__EXERCISE PROMPT__. Count the lines that include the string "title", and give only that number.

__RECORDS TO USE__.
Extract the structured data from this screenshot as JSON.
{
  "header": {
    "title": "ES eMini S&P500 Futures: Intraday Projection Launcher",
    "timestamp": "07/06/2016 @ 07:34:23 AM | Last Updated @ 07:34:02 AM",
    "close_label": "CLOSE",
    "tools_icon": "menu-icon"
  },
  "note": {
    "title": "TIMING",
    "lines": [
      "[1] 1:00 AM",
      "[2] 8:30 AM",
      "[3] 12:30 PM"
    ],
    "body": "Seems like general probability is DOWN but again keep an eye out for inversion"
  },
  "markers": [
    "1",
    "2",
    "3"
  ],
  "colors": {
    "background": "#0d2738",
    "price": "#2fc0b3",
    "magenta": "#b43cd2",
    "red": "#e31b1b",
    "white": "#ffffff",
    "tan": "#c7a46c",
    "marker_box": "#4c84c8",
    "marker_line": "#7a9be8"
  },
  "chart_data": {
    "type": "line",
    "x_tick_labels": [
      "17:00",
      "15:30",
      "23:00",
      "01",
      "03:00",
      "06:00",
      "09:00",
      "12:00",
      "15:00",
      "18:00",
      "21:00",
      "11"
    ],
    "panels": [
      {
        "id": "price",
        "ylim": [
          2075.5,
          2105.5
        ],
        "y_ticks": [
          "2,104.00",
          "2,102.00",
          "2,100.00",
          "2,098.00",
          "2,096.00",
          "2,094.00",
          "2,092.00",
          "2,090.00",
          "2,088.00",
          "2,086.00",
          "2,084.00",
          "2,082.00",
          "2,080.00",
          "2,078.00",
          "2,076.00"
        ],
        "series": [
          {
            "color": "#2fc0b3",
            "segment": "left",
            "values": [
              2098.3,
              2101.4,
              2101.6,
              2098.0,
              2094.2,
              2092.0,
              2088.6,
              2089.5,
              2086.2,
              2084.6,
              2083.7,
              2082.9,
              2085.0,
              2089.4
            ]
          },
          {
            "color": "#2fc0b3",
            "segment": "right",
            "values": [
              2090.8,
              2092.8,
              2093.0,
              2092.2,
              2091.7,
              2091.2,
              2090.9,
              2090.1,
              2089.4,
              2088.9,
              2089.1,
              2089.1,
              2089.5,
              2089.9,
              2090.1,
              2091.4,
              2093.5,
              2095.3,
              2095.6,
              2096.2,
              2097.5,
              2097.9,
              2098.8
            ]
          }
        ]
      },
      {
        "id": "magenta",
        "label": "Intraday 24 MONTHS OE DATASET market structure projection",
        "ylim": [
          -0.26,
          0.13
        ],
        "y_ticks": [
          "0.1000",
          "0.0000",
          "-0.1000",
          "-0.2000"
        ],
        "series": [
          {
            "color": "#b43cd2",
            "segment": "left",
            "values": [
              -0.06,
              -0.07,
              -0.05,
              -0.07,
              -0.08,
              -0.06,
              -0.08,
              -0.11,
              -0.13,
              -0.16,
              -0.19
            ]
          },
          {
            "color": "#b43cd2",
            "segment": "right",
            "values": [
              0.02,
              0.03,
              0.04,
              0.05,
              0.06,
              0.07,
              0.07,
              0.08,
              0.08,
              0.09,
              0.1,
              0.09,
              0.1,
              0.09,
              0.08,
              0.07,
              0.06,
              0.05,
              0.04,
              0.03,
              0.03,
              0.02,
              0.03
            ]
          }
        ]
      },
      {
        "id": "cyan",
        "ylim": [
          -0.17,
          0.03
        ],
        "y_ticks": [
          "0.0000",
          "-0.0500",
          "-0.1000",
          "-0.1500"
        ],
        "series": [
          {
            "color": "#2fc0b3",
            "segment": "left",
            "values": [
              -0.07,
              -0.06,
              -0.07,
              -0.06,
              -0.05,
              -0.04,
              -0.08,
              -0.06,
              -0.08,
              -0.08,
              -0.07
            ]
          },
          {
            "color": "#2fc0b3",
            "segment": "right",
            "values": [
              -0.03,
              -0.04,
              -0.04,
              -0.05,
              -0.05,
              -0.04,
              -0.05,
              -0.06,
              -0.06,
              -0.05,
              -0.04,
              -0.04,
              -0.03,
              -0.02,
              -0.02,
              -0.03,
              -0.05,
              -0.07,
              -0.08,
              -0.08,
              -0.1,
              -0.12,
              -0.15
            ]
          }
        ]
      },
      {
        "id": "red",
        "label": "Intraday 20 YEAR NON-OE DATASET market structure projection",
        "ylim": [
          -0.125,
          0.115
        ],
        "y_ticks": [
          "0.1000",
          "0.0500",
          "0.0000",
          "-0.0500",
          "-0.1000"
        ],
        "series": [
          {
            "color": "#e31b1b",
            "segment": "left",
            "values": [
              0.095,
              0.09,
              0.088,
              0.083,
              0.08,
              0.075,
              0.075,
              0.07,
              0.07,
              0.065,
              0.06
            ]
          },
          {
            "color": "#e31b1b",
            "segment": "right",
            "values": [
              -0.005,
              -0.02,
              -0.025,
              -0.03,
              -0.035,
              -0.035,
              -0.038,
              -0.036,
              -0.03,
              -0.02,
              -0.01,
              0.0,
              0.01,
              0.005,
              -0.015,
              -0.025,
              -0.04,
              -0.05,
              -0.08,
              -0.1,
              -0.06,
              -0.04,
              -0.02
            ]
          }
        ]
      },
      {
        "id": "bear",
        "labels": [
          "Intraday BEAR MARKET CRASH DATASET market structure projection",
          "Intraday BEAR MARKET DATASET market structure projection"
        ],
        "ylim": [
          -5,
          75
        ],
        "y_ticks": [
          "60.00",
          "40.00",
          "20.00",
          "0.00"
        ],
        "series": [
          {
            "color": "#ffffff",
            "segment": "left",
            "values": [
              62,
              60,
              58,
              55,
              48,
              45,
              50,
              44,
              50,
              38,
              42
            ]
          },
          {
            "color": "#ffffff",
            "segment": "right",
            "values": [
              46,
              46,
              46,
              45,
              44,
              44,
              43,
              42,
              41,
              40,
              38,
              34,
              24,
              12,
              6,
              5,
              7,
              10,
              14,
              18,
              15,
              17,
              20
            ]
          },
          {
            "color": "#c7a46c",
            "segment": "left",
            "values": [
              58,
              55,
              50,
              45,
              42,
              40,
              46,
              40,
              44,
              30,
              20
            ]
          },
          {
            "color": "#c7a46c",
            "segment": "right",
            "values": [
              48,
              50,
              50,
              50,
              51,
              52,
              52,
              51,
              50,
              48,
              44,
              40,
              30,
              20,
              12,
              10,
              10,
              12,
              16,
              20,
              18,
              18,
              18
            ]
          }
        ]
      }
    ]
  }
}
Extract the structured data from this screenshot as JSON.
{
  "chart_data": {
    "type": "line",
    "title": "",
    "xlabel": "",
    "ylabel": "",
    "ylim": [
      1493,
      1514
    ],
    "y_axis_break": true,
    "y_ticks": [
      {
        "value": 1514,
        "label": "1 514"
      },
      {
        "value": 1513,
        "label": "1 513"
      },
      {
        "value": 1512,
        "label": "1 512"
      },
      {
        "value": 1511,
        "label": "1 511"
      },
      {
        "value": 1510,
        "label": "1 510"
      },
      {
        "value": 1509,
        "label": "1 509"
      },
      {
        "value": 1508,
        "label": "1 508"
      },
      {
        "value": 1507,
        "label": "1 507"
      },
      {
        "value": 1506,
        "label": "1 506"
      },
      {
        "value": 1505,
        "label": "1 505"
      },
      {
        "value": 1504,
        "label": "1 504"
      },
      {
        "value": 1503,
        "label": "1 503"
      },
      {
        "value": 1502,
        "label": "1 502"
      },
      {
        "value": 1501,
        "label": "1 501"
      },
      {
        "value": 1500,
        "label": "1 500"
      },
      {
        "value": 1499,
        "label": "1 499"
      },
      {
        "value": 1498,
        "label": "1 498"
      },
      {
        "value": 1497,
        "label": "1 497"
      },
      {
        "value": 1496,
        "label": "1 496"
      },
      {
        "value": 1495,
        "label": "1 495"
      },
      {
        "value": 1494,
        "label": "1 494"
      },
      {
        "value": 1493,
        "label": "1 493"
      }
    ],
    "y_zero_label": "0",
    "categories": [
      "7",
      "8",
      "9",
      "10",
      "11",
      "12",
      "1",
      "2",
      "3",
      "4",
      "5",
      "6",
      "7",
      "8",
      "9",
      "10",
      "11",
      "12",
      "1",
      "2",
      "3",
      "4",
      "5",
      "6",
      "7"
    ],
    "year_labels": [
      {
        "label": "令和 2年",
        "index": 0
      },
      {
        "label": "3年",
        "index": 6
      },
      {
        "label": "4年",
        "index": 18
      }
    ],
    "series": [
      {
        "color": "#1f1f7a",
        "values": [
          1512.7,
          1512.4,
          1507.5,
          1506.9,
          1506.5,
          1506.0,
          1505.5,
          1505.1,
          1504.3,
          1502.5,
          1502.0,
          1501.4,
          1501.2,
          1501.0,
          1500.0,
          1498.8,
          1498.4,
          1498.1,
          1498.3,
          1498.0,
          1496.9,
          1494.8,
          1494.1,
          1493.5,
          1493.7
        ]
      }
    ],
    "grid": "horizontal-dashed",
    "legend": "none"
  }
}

__COMPLETE OUTPUT__. 3